═════ DATA LINES
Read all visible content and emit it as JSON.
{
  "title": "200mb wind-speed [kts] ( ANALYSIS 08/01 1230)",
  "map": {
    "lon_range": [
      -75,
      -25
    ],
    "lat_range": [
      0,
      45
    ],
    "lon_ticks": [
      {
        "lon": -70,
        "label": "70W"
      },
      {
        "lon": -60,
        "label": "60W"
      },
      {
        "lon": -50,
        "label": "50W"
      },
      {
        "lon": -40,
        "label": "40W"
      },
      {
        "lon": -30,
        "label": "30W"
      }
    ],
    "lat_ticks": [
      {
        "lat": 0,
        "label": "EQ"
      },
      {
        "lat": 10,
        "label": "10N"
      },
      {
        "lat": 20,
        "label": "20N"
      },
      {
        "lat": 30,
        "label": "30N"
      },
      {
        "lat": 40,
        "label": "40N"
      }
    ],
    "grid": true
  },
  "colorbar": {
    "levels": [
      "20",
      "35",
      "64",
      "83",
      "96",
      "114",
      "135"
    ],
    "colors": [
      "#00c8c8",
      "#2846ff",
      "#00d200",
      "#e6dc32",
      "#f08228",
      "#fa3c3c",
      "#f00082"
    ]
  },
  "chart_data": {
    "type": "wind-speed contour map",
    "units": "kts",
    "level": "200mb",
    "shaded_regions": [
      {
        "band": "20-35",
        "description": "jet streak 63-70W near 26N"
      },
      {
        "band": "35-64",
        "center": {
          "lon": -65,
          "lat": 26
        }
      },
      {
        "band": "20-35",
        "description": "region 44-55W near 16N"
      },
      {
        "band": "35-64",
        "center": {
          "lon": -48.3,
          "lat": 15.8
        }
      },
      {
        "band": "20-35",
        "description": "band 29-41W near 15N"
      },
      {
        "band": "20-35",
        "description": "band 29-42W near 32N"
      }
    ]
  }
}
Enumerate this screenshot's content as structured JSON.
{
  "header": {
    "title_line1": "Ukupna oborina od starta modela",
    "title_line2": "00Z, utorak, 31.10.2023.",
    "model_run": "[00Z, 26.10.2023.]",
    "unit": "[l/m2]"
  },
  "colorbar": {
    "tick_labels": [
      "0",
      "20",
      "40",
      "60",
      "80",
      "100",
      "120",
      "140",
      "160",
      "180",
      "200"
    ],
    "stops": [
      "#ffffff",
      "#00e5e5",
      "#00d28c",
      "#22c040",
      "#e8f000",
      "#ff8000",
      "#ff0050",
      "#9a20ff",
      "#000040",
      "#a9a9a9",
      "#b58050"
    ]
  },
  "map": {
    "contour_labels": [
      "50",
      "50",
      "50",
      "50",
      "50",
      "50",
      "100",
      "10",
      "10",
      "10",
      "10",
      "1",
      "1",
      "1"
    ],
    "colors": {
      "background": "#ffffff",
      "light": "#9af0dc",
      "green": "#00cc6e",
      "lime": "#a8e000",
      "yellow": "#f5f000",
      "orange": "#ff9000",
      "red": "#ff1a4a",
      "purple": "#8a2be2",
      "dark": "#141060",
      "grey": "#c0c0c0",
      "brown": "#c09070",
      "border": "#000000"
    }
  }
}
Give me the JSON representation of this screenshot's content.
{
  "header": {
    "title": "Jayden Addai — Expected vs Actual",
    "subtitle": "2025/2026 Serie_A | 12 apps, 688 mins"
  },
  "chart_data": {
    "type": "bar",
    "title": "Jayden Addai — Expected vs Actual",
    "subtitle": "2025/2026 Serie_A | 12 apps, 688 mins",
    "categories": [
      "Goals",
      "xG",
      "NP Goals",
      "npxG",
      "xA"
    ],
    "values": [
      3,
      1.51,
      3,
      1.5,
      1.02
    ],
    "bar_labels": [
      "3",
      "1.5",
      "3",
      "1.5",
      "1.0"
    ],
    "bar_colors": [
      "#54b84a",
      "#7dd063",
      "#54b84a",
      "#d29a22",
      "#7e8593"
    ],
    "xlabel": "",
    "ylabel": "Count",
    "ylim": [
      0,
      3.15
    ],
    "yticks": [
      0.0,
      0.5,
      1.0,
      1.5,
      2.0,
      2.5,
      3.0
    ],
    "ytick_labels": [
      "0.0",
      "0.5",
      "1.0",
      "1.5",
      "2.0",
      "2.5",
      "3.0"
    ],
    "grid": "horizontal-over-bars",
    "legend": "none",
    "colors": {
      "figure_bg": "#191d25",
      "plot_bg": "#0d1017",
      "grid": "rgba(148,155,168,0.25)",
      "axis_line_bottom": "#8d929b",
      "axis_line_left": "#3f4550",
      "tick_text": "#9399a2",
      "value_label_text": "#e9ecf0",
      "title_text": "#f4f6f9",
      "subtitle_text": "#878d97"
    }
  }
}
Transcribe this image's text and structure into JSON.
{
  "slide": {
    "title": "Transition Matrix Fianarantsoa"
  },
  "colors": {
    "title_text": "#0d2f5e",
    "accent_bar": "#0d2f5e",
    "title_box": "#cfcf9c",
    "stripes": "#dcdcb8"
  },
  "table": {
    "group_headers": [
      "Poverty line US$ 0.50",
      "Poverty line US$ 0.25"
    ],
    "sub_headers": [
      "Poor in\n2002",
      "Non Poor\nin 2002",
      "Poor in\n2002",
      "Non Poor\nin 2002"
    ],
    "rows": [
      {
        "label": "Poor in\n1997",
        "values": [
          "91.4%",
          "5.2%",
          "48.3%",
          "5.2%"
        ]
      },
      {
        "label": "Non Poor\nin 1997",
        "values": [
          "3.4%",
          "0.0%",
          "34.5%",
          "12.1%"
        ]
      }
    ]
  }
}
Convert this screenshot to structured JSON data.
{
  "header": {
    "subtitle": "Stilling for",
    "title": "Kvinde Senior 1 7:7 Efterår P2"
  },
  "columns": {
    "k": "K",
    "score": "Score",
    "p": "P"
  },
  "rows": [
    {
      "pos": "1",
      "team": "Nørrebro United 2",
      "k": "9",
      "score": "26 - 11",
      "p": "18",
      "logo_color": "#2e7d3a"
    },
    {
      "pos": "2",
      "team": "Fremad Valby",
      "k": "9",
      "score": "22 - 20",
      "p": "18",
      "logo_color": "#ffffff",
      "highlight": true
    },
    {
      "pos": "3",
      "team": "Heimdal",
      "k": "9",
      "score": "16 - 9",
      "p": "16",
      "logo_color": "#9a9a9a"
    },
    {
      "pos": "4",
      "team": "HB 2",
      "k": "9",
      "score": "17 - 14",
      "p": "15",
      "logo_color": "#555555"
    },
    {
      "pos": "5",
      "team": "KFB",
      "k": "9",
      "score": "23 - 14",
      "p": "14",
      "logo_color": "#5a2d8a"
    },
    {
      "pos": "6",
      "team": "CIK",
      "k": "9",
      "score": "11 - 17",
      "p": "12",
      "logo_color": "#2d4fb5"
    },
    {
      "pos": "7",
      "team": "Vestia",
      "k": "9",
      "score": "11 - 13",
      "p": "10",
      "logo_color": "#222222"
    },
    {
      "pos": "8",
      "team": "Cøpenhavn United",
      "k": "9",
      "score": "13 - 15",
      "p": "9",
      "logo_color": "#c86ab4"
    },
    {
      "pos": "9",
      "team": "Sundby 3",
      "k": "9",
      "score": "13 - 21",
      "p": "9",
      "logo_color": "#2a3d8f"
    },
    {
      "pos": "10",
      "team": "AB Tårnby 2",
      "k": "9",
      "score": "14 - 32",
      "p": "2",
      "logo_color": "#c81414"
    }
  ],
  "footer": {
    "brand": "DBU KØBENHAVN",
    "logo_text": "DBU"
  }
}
══════════
YOUR TASK | Return the whole listing exactly, with every line included.

EXERCISE OUTPUT |
Read all visible content and emit it as JSON.
{
  "title": "200mb wind-speed [kts] ( ANALYSIS 08/01 1230)",
  "map": {
    "lon_range": [
      -75,
      -25
    ],
    "lat_range": [
      0,
      45
    ],
    "lon_ticks": [
      {
        "lon": -70,
        "label": "70W"
      },
      {
        "lon": -60,
        "label": "60W"
      },
      {
        "lon": -50,
        "label": "50W"
      },
      {
        "lon": -40,
        "label": "40W"
      },
      {
        "lon": -30,
        "label": "30W"
      }
    ],
    "lat_ticks": [
      {
        "lat": 0,
        "label": "EQ"
      },
      {
        "lat": 10,
        "label": "10N"
      },
      {
        "lat": 20,
        "label": "20N"
      },
      {
        "lat": 30,
        "label": "30N"
      },
      {
        "lat": 40,
        "label": "40N"
      }
    ],
    "grid": true
  },
  "colorbar": {
    "levels": [
      "20",
      "35",
      "64",
      "83",
      "96",
      "114",
      "135"
    ],
    "colors": [
      "#00c8c8",
      "#2846ff",
      "#00d200",
      "#e6dc32",
      "#f08228",
      "#fa3c3c",
      "#f00082"
    ]
  },
  "chart_data": {
    "type": "wind-speed contour map",
    "units": "kts",
    "level": "200mb",
    "shaded_regions": [
      {
        "band": "20-35",
        "description": "jet streak 63-70W near 26N"
      },
      {
        "band": "35-64",
        "center": {
          "lon": -65,
          "lat": 26
        }
      },
      {
        "band": "20-35",
        "description": "region 44-55W near 16N"
      },
      {
        "band": "35-64",
        "center": {
          "lon": -48.3,
          "lat": 15.8
        }
      },
      {
        "band": "20-35",
        "description": "band 29-41W near 15N"
      },
      {
        "band": "20-35",
        "description": "band 29-42W near 32N"
      }
    ]
  }
}
Enumerate this screenshot's content as structured JSON.
{
  "header": {
    "title_line1": "Ukupna oborina od starta modela",
    "title_line2": "00Z, utorak, 31.10.2023.",
    "model_run": "[00Z, 26.10.2023.]",
    "unit": "[l/m2]"
  },
  "colorbar": {
    "tick_labels": [
      "0",
      "20",
      "40",
      "60",
      "80",
      "100",
      "120",
      "140",
      "160",
      "180",
      "200"
    ],
    "stops": [
      "#ffffff",
      "#00e5e5",
      "#00d28c",
      "#22c040",
      "#e8f000",
      "#ff8000",
      "#ff0050",
      "#9a20ff",
      "#000040",
      "#a9a9a9",
      "#b58050"
    ]
  },
  "map": {
    "contour_labels": [
      "50",
      "50",
      "50",
      "50",
      "50",
      "50",
      "100",
      "10",
      "10",
      "10",
      "10",
      "1",
      "1",
      "1"
    ],
    "colors": {
      "background": "#ffffff",
      "light": "#9af0dc",
      "green": "#00cc6e",
      "lime": "#a8e000",
      "yellow": "#f5f000",
      "orange": "#ff9000",
      "red": "#ff1a4a",
      "purple": "#8a2be2",
      "dark": "#141060",
      "grey": "#c0c0c0",
      "brown": "#c09070",
      "border": "#000000"
    }
  }
}
Give me the JSON representation of this screenshot's content.
{
  "header": {
    "title": "Jayden Addai — Expected vs Actual",
    "subtitle": "2025/2026 Serie_A | 12 apps, 688 mins"
  },
  "chart_data": {
    "type": "bar",
    "title": "Jayden Addai — Expected vs Actual",
    "subtitle": "2025/2026 Serie_A | 12 apps, 688 mins",
    "categories": [
      "Goals",
      "xG",
      "NP Goals",
      "npxG",
      "xA"
    ],
    "values": [
      3,
      1.51,
      3,
      1.5,
      1.02
    ],
    "bar_labels": [
      "3",
      "1.5",
      "3",
      "1.5",
      "1.0"
    ],
    "bar_colors": [
      "#54b84a",
      "#7dd063",
      "#54b84a",
      "#d29a22",
      "#7e8593"
    ],
    "xlabel": "",
    "ylabel": "Count",
    "ylim": [
      0,
      3.15
    ],
    "yticks": [
      0.0,
      0.5,
      1.0,
      1.5,
      2.0,
      2.5,
      3.0
    ],
    "ytick_labels": [
      "0.0",
      "0.5",
      "1.0",
      "1.5",
      "2.0",
      "2.5",
      "3.0"
    ],
    "grid": "horizontal-over-bars",
    "legend": "none",
    "colors": {
      "figure_bg": "#191d25",
      "plot_bg": "#0d1017",
      "grid": "rgba(148,155,168,0.25)",
      "axis_line_bottom": "#8d929b",
      "axis_line_left": "#3f4550",
      "tick_text": "#9399a2",
      "value_label_text": "#e9ecf0",
      "title_text": "#f4f6f9",
      "subtitle_text": "#878d97"
    }
  }
}
Transcribe this image's text and structure into JSON.
{
  "slide": {
    "title": "Transition Matrix Fianarantsoa"
  },
  "colors": {
    "title_text": "#0d2f5e",
    "accent_bar": "#0d2f5e",
    "title_box": "#cfcf9c",
    "stripes": "#dcdcb8"
  },
  "table": {
    "group_headers": [
      "Poverty line US$ 0.50",
      "Poverty line US$ 0.25"
    ],
    "sub_headers": [
      "Poor in\n2002",
      "Non Poor\nin 2002",
      "Poor in\n2002",
      "Non Poor\nin 2002"
    ],
    "rows": [
      {
        "label": "Poor in\n1997",
        "values": [
          "91.4%",
          "5.2%",
          "48.3%",
          "5.2%"
        ]
      },
      {
        "label": "Non Poor\nin 1997",
        "values": [
          "3.4%",
          "0.0%",
          "34.5%",
          "12.1%"
        ]
      }
    ]
  }
}
Convert this screenshot to structured JSON data.
{
  "header": {
    "subtitle": "Stilling for",
    "title": "Kvinde Senior 1 7:7 Efterår P2"
  },
  "columns": {
    "k": "K",
    "score": "Score",
    "p": "P"
  },
  "rows": [
    {
      "pos": "1",
      "team": "Nørrebro United 2",
      "k": "9",
      "score": "26 - 11",
      "p": "18",
      "logo_color": "#2e7d3a"
    },
    {
      "pos": "2",
      "team": "Fremad Valby",
      "k": "9",
      "score": "22 - 20",
      "p": "18",
      "logo_color": "#ffffff",
      "highlight": true
    },
    {
      "pos": "3",
      "team": "Heimdal",
      "k": "9",
      "score": "16 - 9",
      "p": "16",
      "logo_color": "#9a9a9a"
    },
    {
      "pos": "4",
      "team": "HB 2",
      "k": "9",
      "score": "17 - 14",
      "p": "15",
      "logo_color": "#555555"
    },
    {
      "pos": "5",
      "team": "KFB",
      "k": "9",
      "score": "23 - 14",
      "p": "14",
      "logo_color": "#5a2d8a"
    },
    {
      "pos": "6",
      "team": "CIK",
      "k": "9",
      "score": "11 - 17",
      "p": "12",
      "logo_color": "#2d4fb5"
    },
    {
      "pos": "7",
      "team": "Vestia",
      "k": "9",
      "score": "11 - 13",
      "p": "10",
      "logo_color": "#222222"
    },
    {
      "pos": "8",
      "team": "Cøpenhavn United",
      "k": "9",
      "score": "13 - 15",
      "p": "9",
      "logo_color": "#c86ab4"
    },
    {
      "pos": "9",
      "team": "Sundby 3",
      "k": "9",
      "score": "13 - 21",
      "p": "9",
      "logo_color": "#2a3d8f"
    },
    {
      "pos": "10",
      "team": "AB Tårnby 2",
      "k": "9",
      "score": "14 - 32",
      "p": "2",
      "logo_color": "#c81414"
    }
  ],
  "footer": {
    "brand": "DBU KØBENHAVN",
    "logo_text": "DBU"
  }
}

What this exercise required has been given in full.